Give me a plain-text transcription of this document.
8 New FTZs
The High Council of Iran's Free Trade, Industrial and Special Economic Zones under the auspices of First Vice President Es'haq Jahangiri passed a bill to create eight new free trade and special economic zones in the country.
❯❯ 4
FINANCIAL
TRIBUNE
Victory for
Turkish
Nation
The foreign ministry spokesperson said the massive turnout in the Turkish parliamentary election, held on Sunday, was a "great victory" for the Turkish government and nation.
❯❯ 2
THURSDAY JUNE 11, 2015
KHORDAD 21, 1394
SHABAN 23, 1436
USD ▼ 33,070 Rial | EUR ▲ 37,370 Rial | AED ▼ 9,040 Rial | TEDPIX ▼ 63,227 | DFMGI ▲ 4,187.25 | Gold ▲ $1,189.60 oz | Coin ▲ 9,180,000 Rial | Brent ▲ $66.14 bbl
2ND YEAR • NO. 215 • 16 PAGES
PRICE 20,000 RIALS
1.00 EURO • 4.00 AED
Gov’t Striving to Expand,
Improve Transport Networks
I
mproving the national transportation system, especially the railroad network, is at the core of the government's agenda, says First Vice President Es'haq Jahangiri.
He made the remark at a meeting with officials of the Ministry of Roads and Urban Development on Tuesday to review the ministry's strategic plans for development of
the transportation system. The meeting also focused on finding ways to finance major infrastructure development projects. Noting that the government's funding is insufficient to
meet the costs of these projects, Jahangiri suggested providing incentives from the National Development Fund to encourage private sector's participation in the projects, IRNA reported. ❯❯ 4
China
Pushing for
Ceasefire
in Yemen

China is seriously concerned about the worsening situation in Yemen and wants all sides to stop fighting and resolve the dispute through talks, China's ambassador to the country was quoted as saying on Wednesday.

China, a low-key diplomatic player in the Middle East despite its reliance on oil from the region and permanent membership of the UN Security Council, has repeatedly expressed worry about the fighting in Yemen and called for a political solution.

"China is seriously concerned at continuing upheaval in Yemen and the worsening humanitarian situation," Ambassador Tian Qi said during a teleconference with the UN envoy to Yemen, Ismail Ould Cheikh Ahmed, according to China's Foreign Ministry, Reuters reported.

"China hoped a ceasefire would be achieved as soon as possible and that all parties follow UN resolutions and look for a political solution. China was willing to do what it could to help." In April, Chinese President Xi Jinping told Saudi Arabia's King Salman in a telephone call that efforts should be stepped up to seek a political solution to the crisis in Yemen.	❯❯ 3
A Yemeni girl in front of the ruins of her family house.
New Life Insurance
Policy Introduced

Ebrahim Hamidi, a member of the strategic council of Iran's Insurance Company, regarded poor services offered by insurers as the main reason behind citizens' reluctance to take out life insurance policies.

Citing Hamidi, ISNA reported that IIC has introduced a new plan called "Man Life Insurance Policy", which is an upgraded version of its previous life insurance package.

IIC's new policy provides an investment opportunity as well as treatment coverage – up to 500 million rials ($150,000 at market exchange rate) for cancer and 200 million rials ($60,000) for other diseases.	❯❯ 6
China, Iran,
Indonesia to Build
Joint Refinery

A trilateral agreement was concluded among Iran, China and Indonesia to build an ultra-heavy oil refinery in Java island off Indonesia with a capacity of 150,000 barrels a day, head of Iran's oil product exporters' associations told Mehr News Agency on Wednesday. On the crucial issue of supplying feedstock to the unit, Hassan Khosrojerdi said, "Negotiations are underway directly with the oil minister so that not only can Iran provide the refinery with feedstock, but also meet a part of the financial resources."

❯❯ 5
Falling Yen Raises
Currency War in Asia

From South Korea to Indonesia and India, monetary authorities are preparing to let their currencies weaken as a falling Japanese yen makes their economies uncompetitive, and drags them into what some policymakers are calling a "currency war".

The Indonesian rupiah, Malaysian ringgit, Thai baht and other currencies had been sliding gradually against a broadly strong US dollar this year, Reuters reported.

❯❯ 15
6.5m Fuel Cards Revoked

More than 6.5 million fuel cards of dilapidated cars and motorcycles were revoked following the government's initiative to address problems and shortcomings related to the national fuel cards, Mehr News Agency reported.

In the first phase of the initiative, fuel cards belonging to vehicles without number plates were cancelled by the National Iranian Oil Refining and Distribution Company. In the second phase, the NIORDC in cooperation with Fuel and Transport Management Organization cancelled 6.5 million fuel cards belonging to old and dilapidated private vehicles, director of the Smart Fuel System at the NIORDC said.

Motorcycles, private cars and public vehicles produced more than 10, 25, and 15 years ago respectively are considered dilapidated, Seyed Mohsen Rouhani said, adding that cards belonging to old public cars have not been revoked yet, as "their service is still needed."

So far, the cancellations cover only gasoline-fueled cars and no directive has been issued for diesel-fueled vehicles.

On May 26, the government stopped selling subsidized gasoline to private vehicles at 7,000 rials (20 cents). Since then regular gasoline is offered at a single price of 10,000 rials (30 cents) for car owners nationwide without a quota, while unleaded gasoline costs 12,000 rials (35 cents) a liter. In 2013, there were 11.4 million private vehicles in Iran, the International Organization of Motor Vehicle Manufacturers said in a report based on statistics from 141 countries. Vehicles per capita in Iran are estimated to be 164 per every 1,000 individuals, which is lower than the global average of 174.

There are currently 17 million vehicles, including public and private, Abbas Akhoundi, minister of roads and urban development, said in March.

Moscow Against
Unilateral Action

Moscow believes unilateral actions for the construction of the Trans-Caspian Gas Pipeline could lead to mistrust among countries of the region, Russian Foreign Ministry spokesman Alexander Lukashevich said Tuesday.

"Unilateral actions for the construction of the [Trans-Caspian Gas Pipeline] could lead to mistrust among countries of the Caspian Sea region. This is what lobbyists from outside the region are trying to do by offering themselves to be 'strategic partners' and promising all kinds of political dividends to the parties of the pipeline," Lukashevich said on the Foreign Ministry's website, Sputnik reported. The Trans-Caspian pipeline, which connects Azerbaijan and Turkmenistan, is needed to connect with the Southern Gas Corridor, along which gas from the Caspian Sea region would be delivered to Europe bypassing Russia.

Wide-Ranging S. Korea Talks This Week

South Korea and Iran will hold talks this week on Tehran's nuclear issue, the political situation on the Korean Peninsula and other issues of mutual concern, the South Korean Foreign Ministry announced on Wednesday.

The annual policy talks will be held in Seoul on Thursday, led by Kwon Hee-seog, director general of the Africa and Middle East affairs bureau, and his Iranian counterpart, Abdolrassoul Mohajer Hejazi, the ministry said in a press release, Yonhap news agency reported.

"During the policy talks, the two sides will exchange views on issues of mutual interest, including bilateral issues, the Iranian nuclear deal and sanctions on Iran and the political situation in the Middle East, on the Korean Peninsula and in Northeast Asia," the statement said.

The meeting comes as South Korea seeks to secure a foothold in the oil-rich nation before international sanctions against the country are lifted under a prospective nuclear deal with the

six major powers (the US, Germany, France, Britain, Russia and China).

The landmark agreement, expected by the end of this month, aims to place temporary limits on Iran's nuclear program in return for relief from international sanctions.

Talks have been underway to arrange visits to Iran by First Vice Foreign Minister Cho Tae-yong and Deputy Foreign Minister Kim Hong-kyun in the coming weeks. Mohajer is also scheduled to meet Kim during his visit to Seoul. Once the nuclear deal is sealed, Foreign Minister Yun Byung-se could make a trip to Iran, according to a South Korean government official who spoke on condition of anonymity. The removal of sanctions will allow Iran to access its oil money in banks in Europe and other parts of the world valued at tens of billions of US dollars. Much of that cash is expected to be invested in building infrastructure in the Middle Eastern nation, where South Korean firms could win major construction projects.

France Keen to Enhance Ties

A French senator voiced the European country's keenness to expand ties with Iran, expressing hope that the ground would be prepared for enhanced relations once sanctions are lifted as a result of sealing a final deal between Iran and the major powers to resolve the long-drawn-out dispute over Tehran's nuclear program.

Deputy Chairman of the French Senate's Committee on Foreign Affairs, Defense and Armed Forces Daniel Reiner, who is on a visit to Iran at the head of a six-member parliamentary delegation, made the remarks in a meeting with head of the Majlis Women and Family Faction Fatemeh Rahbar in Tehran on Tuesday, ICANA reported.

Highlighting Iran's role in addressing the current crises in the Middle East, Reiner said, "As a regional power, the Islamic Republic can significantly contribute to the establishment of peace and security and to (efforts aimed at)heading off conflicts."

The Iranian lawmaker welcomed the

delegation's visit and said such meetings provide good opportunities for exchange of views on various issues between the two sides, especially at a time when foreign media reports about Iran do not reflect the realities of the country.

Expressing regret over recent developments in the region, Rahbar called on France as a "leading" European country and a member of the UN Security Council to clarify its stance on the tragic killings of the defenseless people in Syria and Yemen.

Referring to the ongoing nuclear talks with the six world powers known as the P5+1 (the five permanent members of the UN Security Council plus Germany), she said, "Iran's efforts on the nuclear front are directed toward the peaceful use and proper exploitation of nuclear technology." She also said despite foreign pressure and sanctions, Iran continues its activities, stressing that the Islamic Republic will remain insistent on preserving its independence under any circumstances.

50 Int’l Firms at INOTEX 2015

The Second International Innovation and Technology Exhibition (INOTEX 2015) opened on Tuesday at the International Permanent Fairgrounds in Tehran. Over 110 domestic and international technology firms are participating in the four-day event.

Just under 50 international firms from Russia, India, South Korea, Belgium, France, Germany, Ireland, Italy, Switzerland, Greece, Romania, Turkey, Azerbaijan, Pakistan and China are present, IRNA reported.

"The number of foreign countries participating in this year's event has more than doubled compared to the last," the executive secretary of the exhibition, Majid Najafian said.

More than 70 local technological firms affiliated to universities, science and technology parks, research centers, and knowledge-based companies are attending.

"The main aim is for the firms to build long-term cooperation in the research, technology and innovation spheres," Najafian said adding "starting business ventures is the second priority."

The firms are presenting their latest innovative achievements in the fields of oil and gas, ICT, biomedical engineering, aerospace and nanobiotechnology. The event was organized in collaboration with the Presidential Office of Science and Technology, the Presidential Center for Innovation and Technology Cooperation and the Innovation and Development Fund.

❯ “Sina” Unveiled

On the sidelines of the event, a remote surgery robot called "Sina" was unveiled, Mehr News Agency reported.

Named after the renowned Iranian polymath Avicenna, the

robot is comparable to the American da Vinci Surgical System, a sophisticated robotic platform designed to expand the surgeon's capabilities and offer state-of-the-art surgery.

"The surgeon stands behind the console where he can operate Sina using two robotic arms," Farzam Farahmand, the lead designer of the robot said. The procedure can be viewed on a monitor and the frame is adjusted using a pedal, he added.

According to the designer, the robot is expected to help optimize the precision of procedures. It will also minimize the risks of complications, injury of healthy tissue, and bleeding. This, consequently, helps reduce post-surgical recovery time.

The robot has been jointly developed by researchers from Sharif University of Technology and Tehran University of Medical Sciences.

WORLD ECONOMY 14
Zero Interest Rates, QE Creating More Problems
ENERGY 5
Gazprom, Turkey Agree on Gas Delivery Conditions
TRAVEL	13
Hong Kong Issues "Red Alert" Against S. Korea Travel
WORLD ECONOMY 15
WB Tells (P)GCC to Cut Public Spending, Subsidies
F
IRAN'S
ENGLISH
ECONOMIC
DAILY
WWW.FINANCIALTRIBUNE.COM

++++++++

Exercise brief:
Show every line from the entries above in which "Moscow" appears.

Correct response:
Moscow Against
Moscow believes unilateral actions for the construction of the Trans-Caspian Gas Pipeline could lead to mistrust among countries of the region, Russian Foreign Ministry spokesman Alexander Lukashevich said Tuesday.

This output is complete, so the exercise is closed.